■ RECORDED INFORMATION:
▶
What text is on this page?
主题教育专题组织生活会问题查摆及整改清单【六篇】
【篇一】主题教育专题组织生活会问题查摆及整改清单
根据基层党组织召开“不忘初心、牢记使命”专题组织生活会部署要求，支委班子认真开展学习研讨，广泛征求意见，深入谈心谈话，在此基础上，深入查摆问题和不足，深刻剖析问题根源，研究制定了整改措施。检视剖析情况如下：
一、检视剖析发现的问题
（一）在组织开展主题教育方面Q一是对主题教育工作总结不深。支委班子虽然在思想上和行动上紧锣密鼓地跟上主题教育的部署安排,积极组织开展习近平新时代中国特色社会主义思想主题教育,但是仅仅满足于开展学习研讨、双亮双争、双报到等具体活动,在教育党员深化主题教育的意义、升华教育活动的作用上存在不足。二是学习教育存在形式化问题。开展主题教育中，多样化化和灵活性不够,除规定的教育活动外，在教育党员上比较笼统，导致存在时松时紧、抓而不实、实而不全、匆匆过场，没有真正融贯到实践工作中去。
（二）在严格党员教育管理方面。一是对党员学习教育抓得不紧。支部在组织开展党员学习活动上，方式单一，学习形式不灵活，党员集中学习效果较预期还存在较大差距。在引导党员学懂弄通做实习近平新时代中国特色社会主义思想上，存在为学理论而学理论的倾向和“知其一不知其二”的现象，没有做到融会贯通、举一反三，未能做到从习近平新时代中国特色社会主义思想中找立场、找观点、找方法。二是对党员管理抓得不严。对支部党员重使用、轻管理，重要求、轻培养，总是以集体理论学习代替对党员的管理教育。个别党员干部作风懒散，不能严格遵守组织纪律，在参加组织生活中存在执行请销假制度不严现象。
◀
■ WHAT THE EXERCISE ASKS:
Type out the full listing again, exactly as given.

■ RESULT:
What text is on this page?
主题教育专题组织生活会问题查摆及整改清单【六篇】
【篇一】主题教育专题组织生活会问题查摆及整改清单
根据基层党组织召开“不忘初心、牢记使命”专题组织生活会部署要求，支委班子认真开展学习研讨，广泛征求意见，深入谈心谈话，在此基础上，深入查摆问题和不足，深刻剖析问题根源，研究制定了整改措施。检视剖析情况如下：
一、检视剖析发现的问题
（一）在组织开展主题教育方面Q一是对主题教育工作总结不深。支委班子虽然在思想上和行动上紧锣密鼓地跟上主题教育的部署安排,积极组织开展习近平新时代中国特色社会主义思想主题教育,但是仅仅满足于开展学习研讨、双亮双争、双报到等具体活动,在教育党员深化主题教育的意义、升华教育活动的作用上存在不足。二是学习教育存在形式化问题。开展主题教育中，多样化化和灵活性不够,除规定的教育活动外，在教育党员上比较笼统，导致存在时松时紧、抓而不实、实而不全、匆匆过场，没有真正融贯到实践工作中去。
（二）在严格党员教育管理方面。一是对党员学习教育抓得不紧。支部在组织开展党员学习活动上，方式单一，学习形式不灵活，党员集中学习效果较预期还存在较大差距。在引导党员学懂弄通做实习近平新时代中国特色社会主义思想上，存在为学理论而学理论的倾向和“知其一不知其二”的现象，没有做到融会贯通、举一反三，未能做到从习近平新时代中国特色社会主义思想中找立场、找观点、找方法。二是对党员管理抓得不严。对支部党员重使用、轻管理，重要求、轻培养，总是以集体理论学习代替对党员的管理教育。个别党员干部作风懒散，不能严格遵守组织纪律，在参加组织生活中存在执行请销假制度不严现象。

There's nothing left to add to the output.